> INSTRUCTIONS FOR THE TASK:
For the entries that follow, tally the lines holding the string "build". Give the total and nothing else.

> RECORDED DATA:
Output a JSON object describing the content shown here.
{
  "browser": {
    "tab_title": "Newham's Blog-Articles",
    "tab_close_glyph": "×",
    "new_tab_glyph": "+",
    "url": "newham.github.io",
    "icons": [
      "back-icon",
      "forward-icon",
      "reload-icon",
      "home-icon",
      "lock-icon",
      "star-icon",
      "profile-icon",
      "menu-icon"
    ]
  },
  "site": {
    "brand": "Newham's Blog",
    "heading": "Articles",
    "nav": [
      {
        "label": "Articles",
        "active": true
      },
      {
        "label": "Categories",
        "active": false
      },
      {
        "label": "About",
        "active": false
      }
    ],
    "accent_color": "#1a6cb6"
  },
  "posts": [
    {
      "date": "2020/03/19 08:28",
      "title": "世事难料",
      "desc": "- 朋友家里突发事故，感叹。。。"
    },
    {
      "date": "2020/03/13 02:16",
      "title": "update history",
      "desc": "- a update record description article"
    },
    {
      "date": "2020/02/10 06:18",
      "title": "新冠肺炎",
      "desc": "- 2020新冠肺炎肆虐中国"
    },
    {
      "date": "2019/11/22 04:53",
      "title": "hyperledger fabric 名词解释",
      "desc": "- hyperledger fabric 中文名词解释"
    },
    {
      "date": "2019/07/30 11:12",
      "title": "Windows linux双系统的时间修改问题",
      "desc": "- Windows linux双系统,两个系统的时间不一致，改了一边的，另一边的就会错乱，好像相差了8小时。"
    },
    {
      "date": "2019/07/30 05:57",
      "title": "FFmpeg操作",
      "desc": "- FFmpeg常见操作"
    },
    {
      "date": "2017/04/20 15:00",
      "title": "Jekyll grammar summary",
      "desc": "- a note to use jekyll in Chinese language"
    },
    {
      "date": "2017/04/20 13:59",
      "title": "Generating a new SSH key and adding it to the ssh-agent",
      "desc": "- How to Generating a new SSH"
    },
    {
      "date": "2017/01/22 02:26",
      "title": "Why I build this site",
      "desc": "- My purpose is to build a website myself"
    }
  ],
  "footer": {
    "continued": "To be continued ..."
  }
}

> THE OUTPUT:
2